==== Dataset ====

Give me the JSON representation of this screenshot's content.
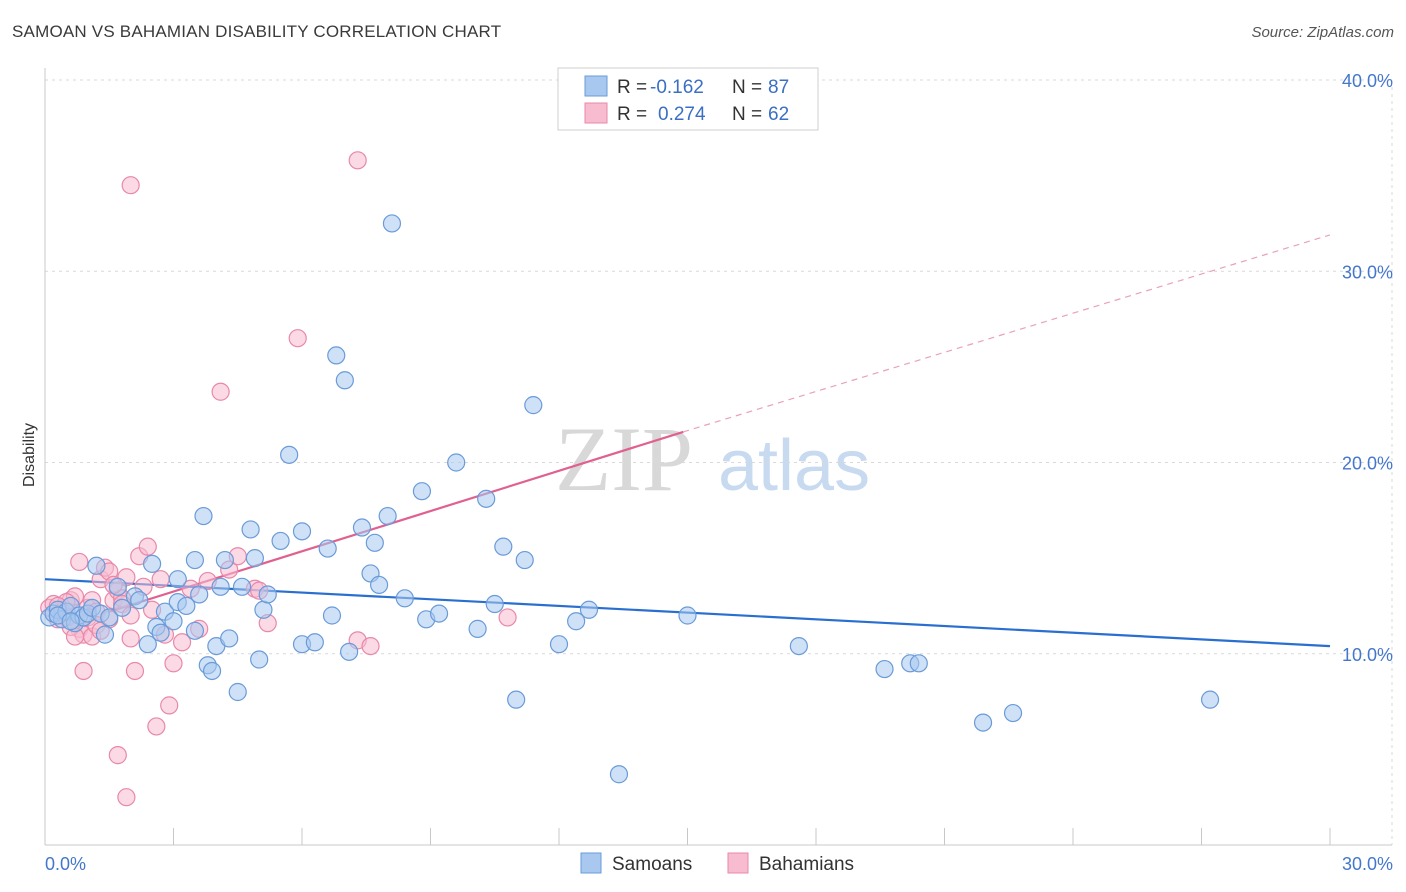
{
  "header": {
    "title": "SAMOAN VS BAHAMIAN DISABILITY CORRELATION CHART",
    "source": "Source: ZipAtlas.com"
  },
  "legend": {
    "rows": [
      {
        "r_label": "R =",
        "r_value": "-0.162",
        "n_label": "N =",
        "n_value": "87",
        "color": "#a8c8f0",
        "stroke": "#6a9bd8"
      },
      {
        "r_label": "R =",
        "r_value": "0.274",
        "n_label": "N =",
        "n_value": "62",
        "color": "#f8bcd0",
        "stroke": "#e888aa"
      }
    ]
  },
  "bottom_legend": {
    "items": [
      {
        "label": "Samoans",
        "color": "#a8c8f0",
        "stroke": "#6a9bd8"
      },
      {
        "label": "Bahamians",
        "color": "#f8bcd0",
        "stroke": "#e888aa"
      }
    ]
  },
  "watermark": {
    "zip": "ZIP",
    "atlas": "atlas"
  },
  "chart_data": {
    "type": "scatter",
    "xlabel": "",
    "ylabel": "Disability",
    "xlim": [
      0,
      30
    ],
    "ylim": [
      0,
      40
    ],
    "x_tick_labels": [
      "0.0%",
      "30.0%"
    ],
    "y_ticks": [
      10,
      20,
      30,
      40
    ],
    "y_tick_labels": [
      "10.0%",
      "20.0%",
      "30.0%",
      "40.0%"
    ],
    "grid": true,
    "legend_position": "top-center",
    "series": [
      {
        "name": "Samoans",
        "color": "#6a9bd8",
        "fill": "#a8c8f0",
        "trend": {
          "x": [
            0,
            30
          ],
          "y": [
            13.9,
            10.4
          ],
          "line_color": "#2a6fd0"
        },
        "points": [
          [
            0.1,
            11.9
          ],
          [
            0.2,
            12.1
          ],
          [
            0.3,
            12.3
          ],
          [
            0.4,
            11.8
          ],
          [
            0.5,
            12.2
          ],
          [
            0.6,
            12.5
          ],
          [
            0.7,
            11.6
          ],
          [
            0.8,
            12.0
          ],
          [
            0.9,
            11.9
          ],
          [
            1.0,
            12.1
          ],
          [
            1.1,
            12.4
          ],
          [
            1.2,
            14.6
          ],
          [
            1.3,
            12.1
          ],
          [
            1.4,
            11.0
          ],
          [
            1.5,
            11.9
          ],
          [
            1.7,
            13.5
          ],
          [
            1.8,
            12.4
          ],
          [
            2.1,
            13.0
          ],
          [
            2.2,
            12.8
          ],
          [
            2.4,
            10.5
          ],
          [
            2.5,
            14.7
          ],
          [
            2.6,
            11.4
          ],
          [
            2.7,
            11.1
          ],
          [
            2.8,
            12.2
          ],
          [
            3.0,
            11.7
          ],
          [
            3.1,
            12.7
          ],
          [
            3.1,
            13.9
          ],
          [
            3.3,
            12.5
          ],
          [
            3.5,
            14.9
          ],
          [
            3.5,
            11.2
          ],
          [
            3.6,
            13.1
          ],
          [
            3.7,
            17.2
          ],
          [
            3.8,
            9.4
          ],
          [
            3.9,
            9.1
          ],
          [
            4.0,
            10.4
          ],
          [
            4.1,
            13.5
          ],
          [
            4.2,
            14.9
          ],
          [
            4.3,
            10.8
          ],
          [
            4.5,
            8.0
          ],
          [
            4.6,
            13.5
          ],
          [
            4.8,
            16.5
          ],
          [
            4.9,
            15.0
          ],
          [
            5.0,
            9.7
          ],
          [
            5.1,
            12.3
          ],
          [
            5.2,
            13.1
          ],
          [
            5.5,
            15.9
          ],
          [
            5.7,
            20.4
          ],
          [
            6.0,
            16.4
          ],
          [
            6.0,
            10.5
          ],
          [
            6.3,
            10.6
          ],
          [
            6.6,
            15.5
          ],
          [
            6.7,
            12.0
          ],
          [
            6.8,
            25.6
          ],
          [
            7.0,
            24.3
          ],
          [
            7.1,
            10.1
          ],
          [
            7.4,
            16.6
          ],
          [
            7.6,
            14.2
          ],
          [
            7.7,
            15.8
          ],
          [
            7.8,
            13.6
          ],
          [
            8.0,
            17.2
          ],
          [
            8.1,
            32.5
          ],
          [
            8.4,
            12.9
          ],
          [
            8.8,
            18.5
          ],
          [
            8.9,
            11.8
          ],
          [
            9.2,
            12.1
          ],
          [
            9.6,
            20.0
          ],
          [
            10.1,
            11.3
          ],
          [
            10.3,
            18.1
          ],
          [
            10.5,
            12.6
          ],
          [
            10.7,
            15.6
          ],
          [
            11.0,
            7.6
          ],
          [
            11.2,
            14.9
          ],
          [
            11.4,
            23.0
          ],
          [
            12.0,
            10.5
          ],
          [
            12.4,
            11.7
          ],
          [
            12.7,
            12.3
          ],
          [
            13.4,
            3.7
          ],
          [
            15.0,
            12.0
          ],
          [
            17.6,
            10.4
          ],
          [
            19.6,
            9.2
          ],
          [
            20.2,
            9.5
          ],
          [
            20.4,
            9.5
          ],
          [
            21.9,
            6.4
          ],
          [
            22.6,
            6.9
          ],
          [
            27.2,
            7.6
          ],
          [
            0.3,
            12.0
          ],
          [
            0.6,
            11.7
          ]
        ]
      },
      {
        "name": "Bahamians",
        "color": "#e888aa",
        "fill": "#f8bcd0",
        "trend": {
          "x": [
            1.5,
            14.9
          ],
          "y": [
            12.2,
            21.6
          ],
          "line_color": "#e06090",
          "dashed_to": {
            "x": 30,
            "y": 31.9
          }
        },
        "points": [
          [
            0.1,
            12.4
          ],
          [
            0.2,
            12.6
          ],
          [
            0.3,
            11.8
          ],
          [
            0.4,
            12.2
          ],
          [
            0.5,
            11.9
          ],
          [
            0.6,
            12.8
          ],
          [
            0.7,
            13.0
          ],
          [
            0.8,
            11.3
          ],
          [
            0.9,
            11.0
          ],
          [
            1.0,
            12.4
          ],
          [
            1.1,
            12.8
          ],
          [
            1.2,
            12.2
          ],
          [
            1.3,
            13.9
          ],
          [
            1.4,
            14.5
          ],
          [
            1.5,
            11.8
          ],
          [
            1.6,
            12.8
          ],
          [
            1.7,
            13.3
          ],
          [
            1.8,
            12.9
          ],
          [
            1.9,
            14.0
          ],
          [
            2.0,
            10.8
          ],
          [
            2.1,
            9.1
          ],
          [
            2.2,
            15.1
          ],
          [
            2.3,
            13.5
          ],
          [
            2.4,
            15.6
          ],
          [
            2.5,
            12.3
          ],
          [
            2.6,
            6.2
          ],
          [
            2.7,
            13.9
          ],
          [
            2.8,
            11.0
          ],
          [
            2.9,
            7.3
          ],
          [
            3.0,
            9.5
          ],
          [
            3.2,
            10.6
          ],
          [
            3.4,
            13.4
          ],
          [
            3.6,
            11.3
          ],
          [
            3.8,
            13.8
          ],
          [
            4.1,
            23.7
          ],
          [
            4.3,
            14.4
          ],
          [
            4.5,
            15.1
          ],
          [
            4.9,
            13.4
          ],
          [
            5.0,
            13.3
          ],
          [
            5.2,
            11.6
          ],
          [
            5.9,
            26.5
          ],
          [
            7.3,
            35.8
          ],
          [
            7.3,
            10.7
          ],
          [
            7.6,
            10.4
          ],
          [
            2.0,
            34.5
          ],
          [
            1.7,
            4.7
          ],
          [
            1.9,
            2.5
          ],
          [
            1.0,
            11.9
          ],
          [
            0.8,
            14.8
          ],
          [
            0.9,
            9.1
          ],
          [
            1.1,
            10.9
          ],
          [
            1.2,
            11.5
          ],
          [
            1.3,
            11.2
          ],
          [
            1.5,
            14.3
          ],
          [
            1.6,
            13.6
          ],
          [
            1.8,
            12.6
          ],
          [
            2.0,
            12.0
          ],
          [
            10.8,
            11.9
          ],
          [
            0.5,
            12.7
          ],
          [
            0.6,
            11.4
          ],
          [
            0.7,
            10.9
          ],
          [
            0.3,
            12.5
          ]
        ]
      }
    ]
  }
}
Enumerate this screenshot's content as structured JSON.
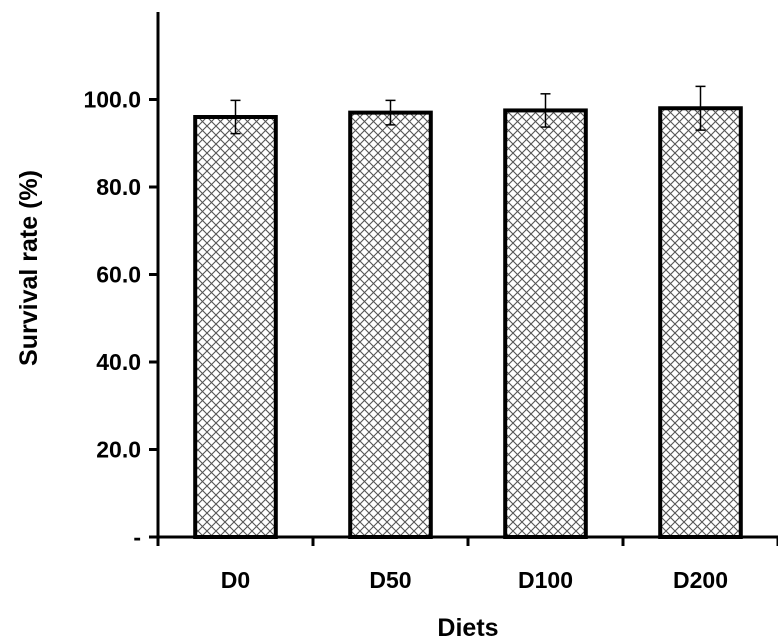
{
  "chart_data": {
    "type": "bar",
    "title": "",
    "xlabel": "Diets",
    "ylabel": "Survival rate (%)",
    "categories": [
      "D0",
      "D50",
      "D100",
      "D200"
    ],
    "values": [
      96.0,
      97.0,
      97.5,
      98.0
    ],
    "error": [
      3.8,
      2.8,
      3.8,
      5.0
    ],
    "ylim": [
      0,
      120
    ],
    "yticks": [
      0,
      20,
      40,
      60,
      80,
      100
    ],
    "ytick_labels": [
      "-",
      "20.0",
      "40.0",
      "60.0",
      "80.0",
      "100.0"
    ],
    "grid": false,
    "legend": "none",
    "bar_fill": "crosshatch",
    "colors": {
      "bar_stroke": "#000000",
      "hatch": "#555555",
      "background": "#ffffff"
    }
  }
}
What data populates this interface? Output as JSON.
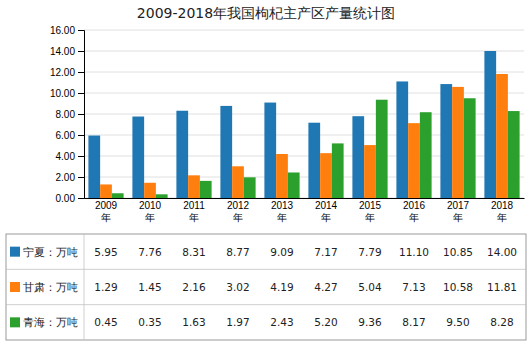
{
  "chart_data": {
    "type": "bar",
    "title": "2009-2018年我国枸杞主产区产量统计图",
    "categories": [
      "2009\n年",
      "2010\n年",
      "2011\n年",
      "2012\n年",
      "2013\n年",
      "2014\n年",
      "2015\n年",
      "2016\n年",
      "2017\n年",
      "2018\n年"
    ],
    "series": [
      {
        "name": "宁夏：万吨",
        "values": [
          5.95,
          7.76,
          8.31,
          8.77,
          9.09,
          7.17,
          7.79,
          11.1,
          10.85,
          14.0
        ],
        "value_labels": [
          "5.95",
          "7.76",
          "8.31",
          "8.77",
          "9.09",
          "7.17",
          "7.79",
          "11.10",
          "10.85",
          "14.00"
        ]
      },
      {
        "name": "甘肃：万吨",
        "values": [
          1.29,
          1.45,
          2.16,
          3.02,
          4.19,
          4.27,
          5.04,
          7.13,
          10.58,
          11.81
        ],
        "value_labels": [
          "1.29",
          "1.45",
          "2.16",
          "3.02",
          "4.19",
          "4.27",
          "5.04",
          "7.13",
          "10.58",
          "11.81"
        ]
      },
      {
        "name": "青海：万吨",
        "values": [
          0.45,
          0.35,
          1.63,
          1.97,
          2.43,
          5.2,
          9.36,
          8.17,
          9.5,
          8.28
        ],
        "value_labels": [
          "0.45",
          "0.35",
          "1.63",
          "1.97",
          "2.43",
          "5.20",
          "9.36",
          "8.17",
          "9.50",
          "8.28"
        ]
      }
    ],
    "ylim": [
      0,
      16.0
    ],
    "yticks": [
      {
        "value": 0,
        "label": "0.00"
      },
      {
        "value": 2,
        "label": "2.00"
      },
      {
        "value": 4,
        "label": "4.00"
      },
      {
        "value": 6,
        "label": "6.00"
      },
      {
        "value": 8,
        "label": "8.00"
      },
      {
        "value": 10,
        "label": "10.00"
      },
      {
        "value": 12,
        "label": "12.00"
      },
      {
        "value": 14,
        "label": "14.00"
      },
      {
        "value": 16,
        "label": "16.00"
      }
    ],
    "grid": true,
    "data_labels": true
  }
}
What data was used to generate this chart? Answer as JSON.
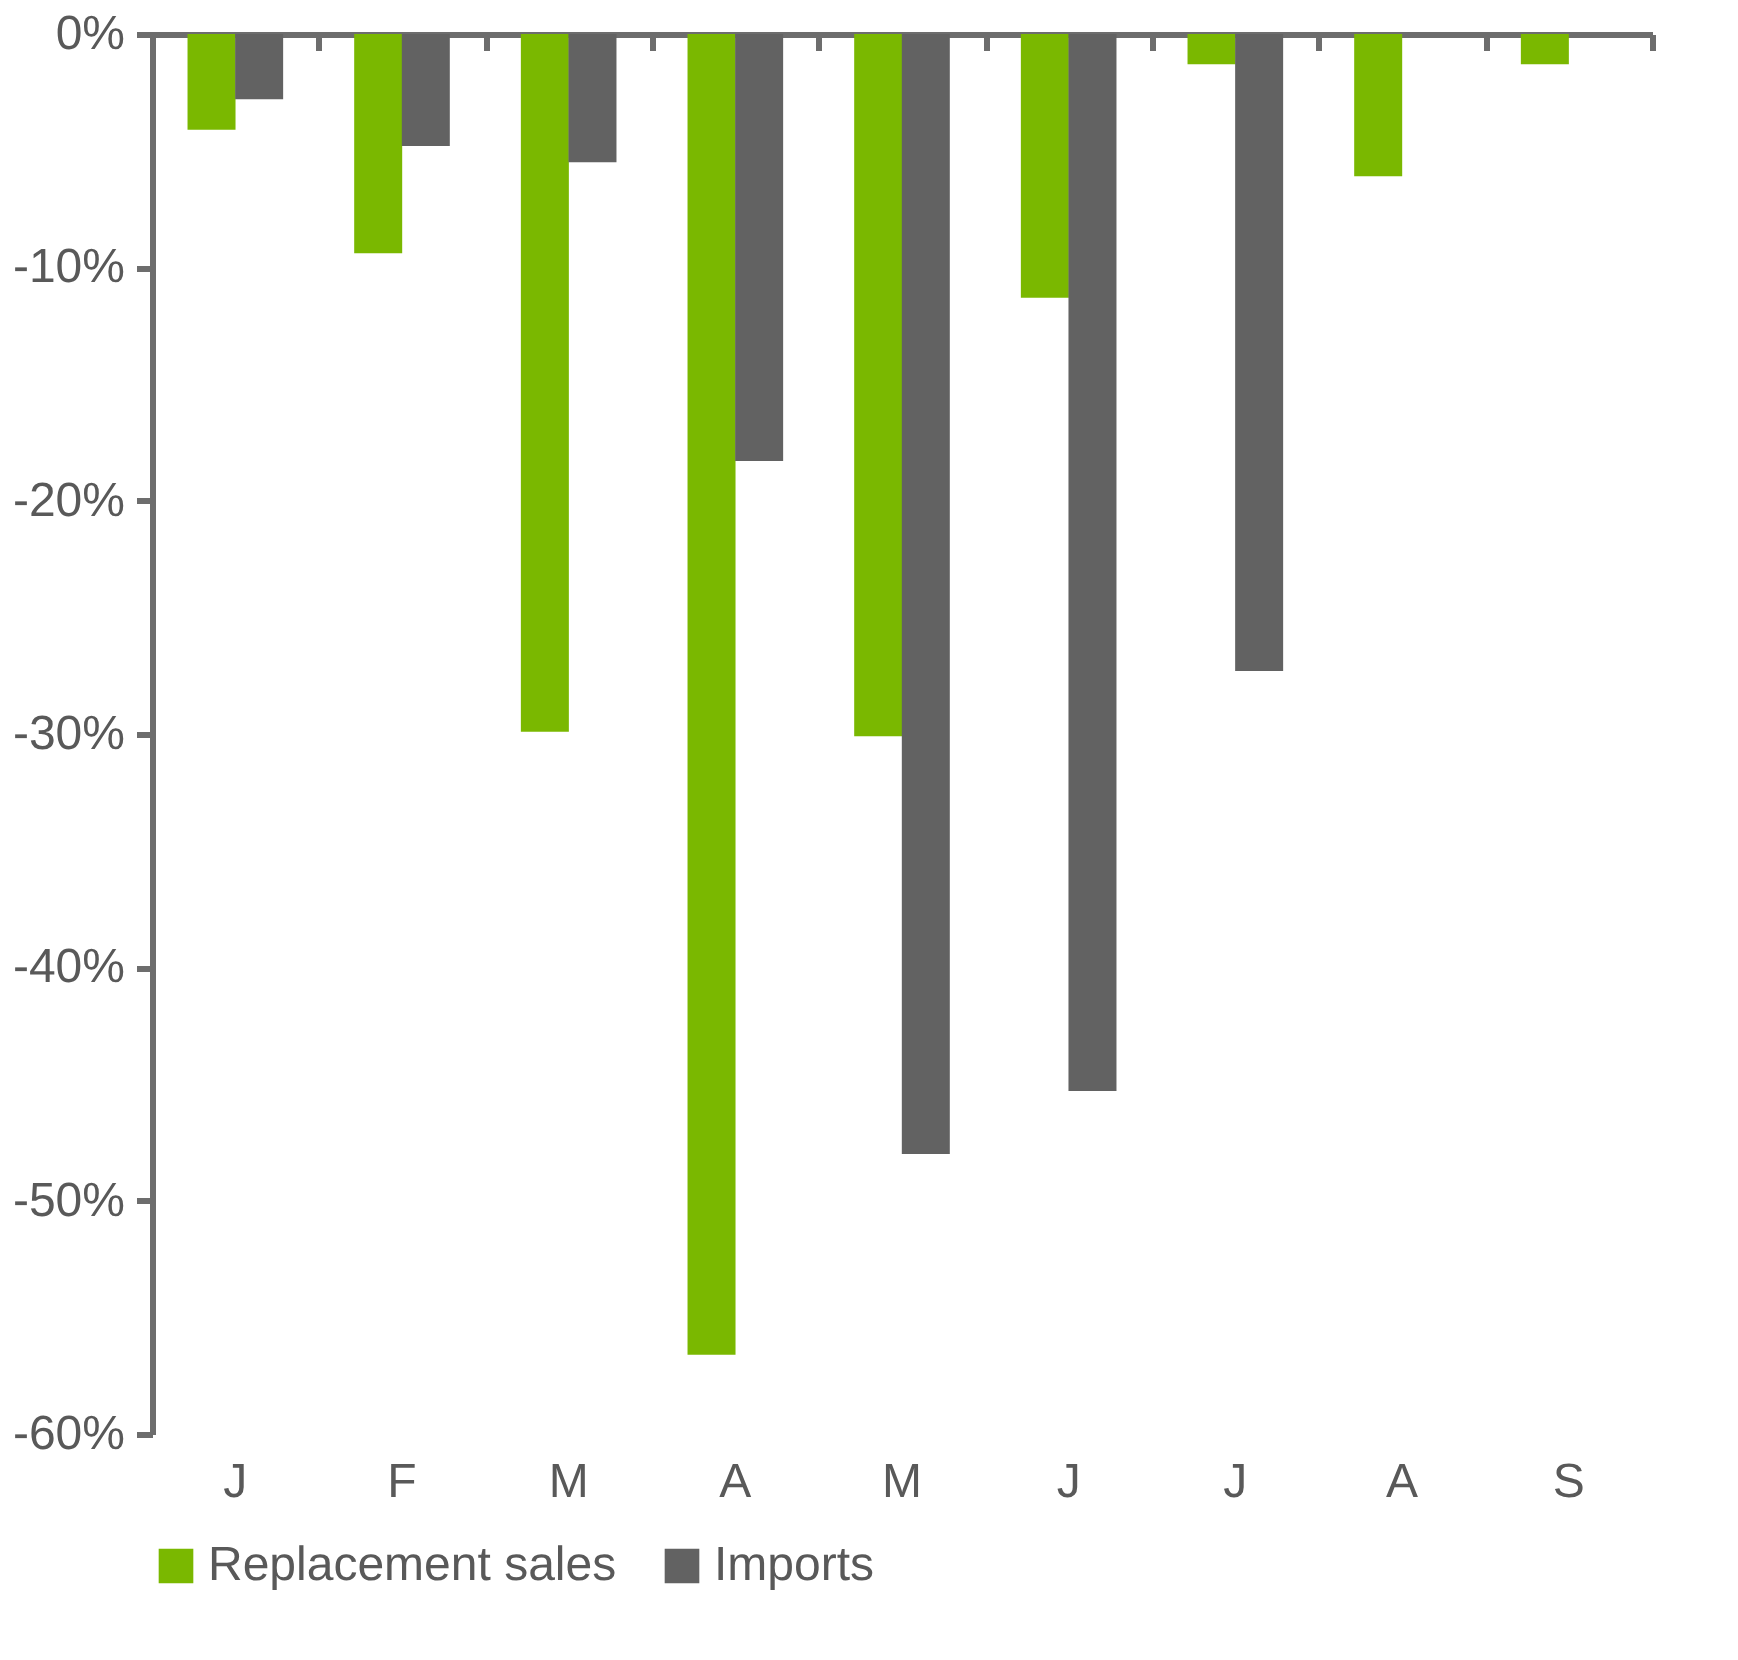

====

Copy each line of the listing that contains the string "this".

Worked answer =
Give me the JSON representation of this screenshot's content.
Enumerate this screenshot's content as structured JSON.
What data populates this interface? Output as JSON.
What data was used to generate this chart? Answer as JSON.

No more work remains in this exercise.